--- Begin ---
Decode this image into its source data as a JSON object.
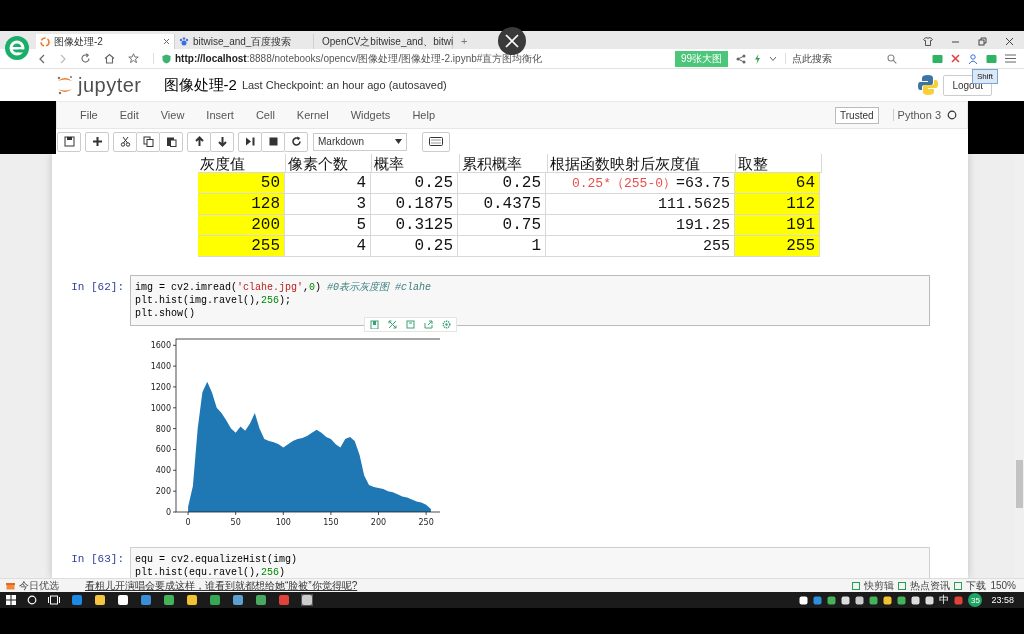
{
  "browser": {
    "tabs": [
      {
        "title": "图像处理-2",
        "selected": true
      },
      {
        "title": "bitwise_and_百度搜索",
        "selected": false
      },
      {
        "title": "OpenCV之bitwise_and、bitwi",
        "selected": false
      }
    ],
    "new_tab": "+",
    "url_host": "http://localhost",
    "url_rest": ":8888/notebooks/opencv/图像处理/图像处理-2.ipynb#直方图均衡化",
    "promo": "99张大图",
    "search_placeholder": "点此搜索"
  },
  "jupyter": {
    "logo_text": "jupyter",
    "title": "图像处理-2",
    "checkpoint": "Last Checkpoint: an hour ago (autosaved)",
    "logout": "Logout",
    "overlay_label": "Shift",
    "menu": [
      "File",
      "Edit",
      "View",
      "Insert",
      "Cell",
      "Kernel",
      "Widgets",
      "Help"
    ],
    "trusted": "Trusted",
    "kernel": "Python 3",
    "kernel_busy": false,
    "cell_type": "Markdown"
  },
  "table": {
    "columns": [
      {
        "label": "灰度值",
        "highlight": true
      },
      {
        "label": "像素个数",
        "highlight": false
      },
      {
        "label": "概率",
        "highlight": false
      },
      {
        "label": "累积概率",
        "highlight": false
      },
      {
        "label": "根据函数映射后灰度值",
        "highlight": false
      },
      {
        "label": "取整",
        "highlight": true
      }
    ],
    "rows": [
      [
        [
          {
            "text": "50",
            "kind": "plain"
          }
        ],
        [
          {
            "text": "4",
            "kind": "plain"
          }
        ],
        [
          {
            "text": "0.25",
            "kind": "plain"
          }
        ],
        [
          {
            "text": "0.25",
            "kind": "plain"
          }
        ],
        [
          {
            "text": "0.25*（255-0）",
            "kind": "formula"
          },
          {
            "text": "=63.75",
            "kind": "plain"
          }
        ],
        [
          {
            "text": "64",
            "kind": "plain"
          }
        ]
      ],
      [
        [
          {
            "text": "128",
            "kind": "plain"
          }
        ],
        [
          {
            "text": "3",
            "kind": "plain"
          }
        ],
        [
          {
            "text": "0.1875",
            "kind": "plain"
          }
        ],
        [
          {
            "text": "0.4375",
            "kind": "plain"
          }
        ],
        [
          {
            "text": "111.5625",
            "kind": "plain"
          }
        ],
        [
          {
            "text": "112",
            "kind": "plain"
          }
        ]
      ],
      [
        [
          {
            "text": "200",
            "kind": "plain"
          }
        ],
        [
          {
            "text": "5",
            "kind": "plain"
          }
        ],
        [
          {
            "text": "0.3125",
            "kind": "plain"
          }
        ],
        [
          {
            "text": "0.75",
            "kind": "plain"
          }
        ],
        [
          {
            "text": "191.25",
            "kind": "plain"
          }
        ],
        [
          {
            "text": "191",
            "kind": "plain"
          }
        ]
      ],
      [
        [
          {
            "text": "255",
            "kind": "plain"
          }
        ],
        [
          {
            "text": "4",
            "kind": "plain"
          }
        ],
        [
          {
            "text": "0.25",
            "kind": "plain"
          }
        ],
        [
          {
            "text": "1",
            "kind": "plain"
          }
        ],
        [
          {
            "text": "255",
            "kind": "plain"
          }
        ],
        [
          {
            "text": "255",
            "kind": "plain"
          }
        ]
      ]
    ]
  },
  "cells": [
    {
      "prompt": "In [62]:",
      "selected": true,
      "lines": [
        [
          {
            "text": "img = cv2.imread(",
            "kind": "plain"
          },
          {
            "text": "'clahe.jpg'",
            "kind": "string"
          },
          {
            "text": ",",
            "kind": "plain"
          },
          {
            "text": "0",
            "kind": "number"
          },
          {
            "text": ") ",
            "kind": "plain"
          },
          {
            "text": "#0表示灰度图 #clahe",
            "kind": "comment"
          }
        ],
        [
          {
            "text": "plt.hist(img.ravel(),",
            "kind": "plain"
          },
          {
            "text": "256",
            "kind": "number"
          },
          {
            "text": ");",
            "kind": "plain"
          }
        ],
        [
          {
            "text": "plt.show()",
            "kind": "plain"
          }
        ]
      ],
      "output": {
        "chart_data": {
          "type": "area",
          "x": [
            0,
            5,
            10,
            15,
            20,
            25,
            30,
            35,
            40,
            45,
            50,
            55,
            60,
            65,
            70,
            75,
            80,
            85,
            90,
            95,
            100,
            105,
            110,
            115,
            120,
            125,
            130,
            135,
            140,
            145,
            150,
            155,
            160,
            165,
            170,
            175,
            180,
            185,
            190,
            195,
            200,
            205,
            210,
            215,
            220,
            225,
            230,
            235,
            240,
            245,
            250,
            255
          ],
          "series": [
            {
              "color": "#1f77b4",
              "values": [
                50,
                250,
                800,
                1150,
                1250,
                1150,
                1000,
                950,
                880,
                800,
                760,
                820,
                780,
                850,
                950,
                800,
                700,
                680,
                670,
                650,
                620,
                650,
                680,
                700,
                710,
                730,
                760,
                790,
                760,
                720,
                700,
                650,
                620,
                700,
                720,
                680,
                550,
                350,
                260,
                240,
                230,
                220,
                200,
                190,
                170,
                150,
                140,
                120,
                100,
                90,
                70,
                30
              ]
            }
          ],
          "xlim": [
            -12.75,
            267.75
          ],
          "ylim": [
            0,
            1660
          ],
          "xticks": [
            0,
            50,
            100,
            150,
            200,
            250
          ],
          "yticks": [
            0,
            200,
            400,
            600,
            800,
            1000,
            1200,
            1400,
            1600
          ]
        }
      }
    },
    {
      "prompt": "In [63]:",
      "selected": false,
      "lines": [
        [
          {
            "text": "equ = cv2.equalizeHist(img)",
            "kind": "plain"
          }
        ],
        [
          {
            "text": "plt.hist(equ.ravel(),",
            "kind": "plain"
          },
          {
            "text": "256",
            "kind": "number"
          },
          {
            "text": ")",
            "kind": "plain"
          }
        ]
      ]
    }
  ],
  "status_bar": {
    "left_label": "今日优选",
    "news": "看粗儿开演唱会要成这样，谁看到就都想给她“脸被”你觉得呢?",
    "items": [
      "快剪辑",
      "热点资讯",
      "下载"
    ],
    "zoom": "150%"
  },
  "taskbar": {
    "ime": "中",
    "badge": "35",
    "time": "23:58"
  }
}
--- End ---
* _OBJECTIVE_
Every line of the material is to be quoted exactly, with no pictures carried over.

* _TASK RESPONSE_
Decode this image into its source data as a JSON object.
{
  "browser": {
    "tabs": [
      {
        "title": "图像处理-2",
        "selected": true
      },
      {
        "title": "bitwise_and_百度搜索",
        "selected": false
      },
      {
        "title": "OpenCV之bitwise_and、bitwi",
        "selected": false
      }
    ],
    "new_tab": "+",
    "url_host": "http://localhost",
    "url_rest": ":8888/notebooks/opencv/图像处理/图像处理-2.ipynb#直方图均衡化",
    "promo": "99张大图",
    "search_placeholder": "点此搜索"
  },
  "jupyter": {
    "logo_text": "jupyter",
    "title": "图像处理-2",
    "checkpoint": "Last Checkpoint: an hour ago (autosaved)",
    "logout": "Logout",
    "overlay_label": "Shift",
    "menu": [
      "File",
      "Edit",
      "View",
      "Insert",
      "Cell",
      "Kernel",
      "Widgets",
      "Help"
    ],
    "trusted": "Trusted",
    "kernel": "Python 3",
    "kernel_busy": false,
    "cell_type": "Markdown"
  },
  "table": {
    "columns": [
      {
        "label": "灰度值",
        "highlight": true
      },
      {
        "label": "像素个数",
        "highlight": false
      },
      {
        "label": "概率",
        "highlight": false
      },
      {
        "label": "累积概率",
        "highlight": false
      },
      {
        "label": "根据函数映射后灰度值",
        "highlight": false
      },
      {
        "label": "取整",
        "highlight": true
      }
    ],
    "rows": [
      [
        [
          {
            "text": "50",
            "kind": "plain"
          }
        ],
        [
          {
            "text": "4",
            "kind": "plain"
          }
        ],
        [
          {
            "text": "0.25",
            "kind": "plain"
          }
        ],
        [
          {
            "text": "0.25",
            "kind": "plain"
          }
        ],
        [
          {
            "text": "0.25*（255-0）",
            "kind": "formula"
          },
          {
            "text": "=63.75",
            "kind": "plain"
          }
        ],
        [
          {
            "text": "64",
            "kind": "plain"
          }
        ]
      ],
      [
        [
          {
            "text": "128",
            "kind": "plain"
          }
        ],
        [
          {
            "text": "3",
            "kind": "plain"
          }
        ],
        [
          {
            "text": "0.1875",
            "kind": "plain"
          }
        ],
        [
          {
            "text": "0.4375",
            "kind": "plain"
          }
        ],
        [
          {
            "text": "111.5625",
            "kind": "plain"
          }
        ],
        [
          {
            "text": "112",
            "kind": "plain"
          }
        ]
      ],
      [
        [
          {
            "text": "200",
            "kind": "plain"
          }
        ],
        [
          {
            "text": "5",
            "kind": "plain"
          }
        ],
        [
          {
            "text": "0.3125",
            "kind": "plain"
          }
        ],
        [
          {
            "text": "0.75",
            "kind": "plain"
          }
        ],
        [
          {
            "text": "191.25",
            "kind": "plain"
          }
        ],
        [
          {
            "text": "191",
            "kind": "plain"
          }
        ]
      ],
      [
        [
          {
            "text": "255",
            "kind": "plain"
          }
        ],
        [
          {
            "text": "4",
            "kind": "plain"
          }
        ],
        [
          {
            "text": "0.25",
            "kind": "plain"
          }
        ],
        [
          {
            "text": "1",
            "kind": "plain"
          }
        ],
        [
          {
            "text": "255",
            "kind": "plain"
          }
        ],
        [
          {
            "text": "255",
            "kind": "plain"
          }
        ]
      ]
    ]
  },
  "cells": [
    {
      "prompt": "In [62]:",
      "selected": true,
      "lines": [
        [
          {
            "text": "img = cv2.imread(",
            "kind": "plain"
          },
          {
            "text": "'clahe.jpg'",
            "kind": "string"
          },
          {
            "text": ",",
            "kind": "plain"
          },
          {
            "text": "0",
            "kind": "number"
          },
          {
            "text": ") ",
            "kind": "plain"
          },
          {
            "text": "#0表示灰度图 #clahe",
            "kind": "comment"
          }
        ],
        [
          {
            "text": "plt.hist(img.ravel(),",
            "kind": "plain"
          },
          {
            "text": "256",
            "kind": "number"
          },
          {
            "text": ");",
            "kind": "plain"
          }
        ],
        [
          {
            "text": "plt.show()",
            "kind": "plain"
          }
        ]
      ],
      "output": {
        "chart_data": {
          "type": "area",
          "x": [
            0,
            5,
            10,
            15,
            20,
            25,
            30,
            35,
            40,
            45,
            50,
            55,
            60,
            65,
            70,
            75,
            80,
            85,
            90,
            95,
            100,
            105,
            110,
            115,
            120,
            125,
            130,
            135,
            140,
            145,
            150,
            155,
            160,
            165,
            170,
            175,
            180,
            185,
            190,
            195,
            200,
            205,
            210,
            215,
            220,
            225,
            230,
            235,
            240,
            245,
            250,
            255
          ],
          "series": [
            {
              "color": "#1f77b4",
              "values": [
                50,
                250,
                800,
                1150,
                1250,
                1150,
                1000,
                950,
                880,
                800,
                760,
                820,
                780,
                850,
                950,
                800,
                700,
                680,
                670,
                650,
                620,
                650,
                680,
                700,
                710,
                730,
                760,
                790,
                760,
                720,
                700,
                650,
                620,
                700,
                720,
                680,
                550,
                350,
                260,
                240,
                230,
                220,
                200,
                190,
                170,
                150,
                140,
                120,
                100,
                90,
                70,
                30
              ]
            }
          ],
          "xlim": [
            -12.75,
            267.75
          ],
          "ylim": [
            0,
            1660
          ],
          "xticks": [
            0,
            50,
            100,
            150,
            200,
            250
          ],
          "yticks": [
            0,
            200,
            400,
            600,
            800,
            1000,
            1200,
            1400,
            1600
          ]
        }
      }
    },
    {
      "prompt": "In [63]:",
      "selected": false,
      "lines": [
        [
          {
            "text": "equ = cv2.equalizeHist(img)",
            "kind": "plain"
          }
        ],
        [
          {
            "text": "plt.hist(equ.ravel(),",
            "kind": "plain"
          },
          {
            "text": "256",
            "kind": "number"
          },
          {
            "text": ")",
            "kind": "plain"
          }
        ]
      ]
    }
  ],
  "status_bar": {
    "left_label": "今日优选",
    "news": "看粗儿开演唱会要成这样，谁看到就都想给她“脸被”你觉得呢?",
    "items": [
      "快剪辑",
      "热点资讯",
      "下载"
    ],
    "zoom": "150%"
  },
  "taskbar": {
    "ime": "中",
    "badge": "35",
    "time": "23:58"
  }
}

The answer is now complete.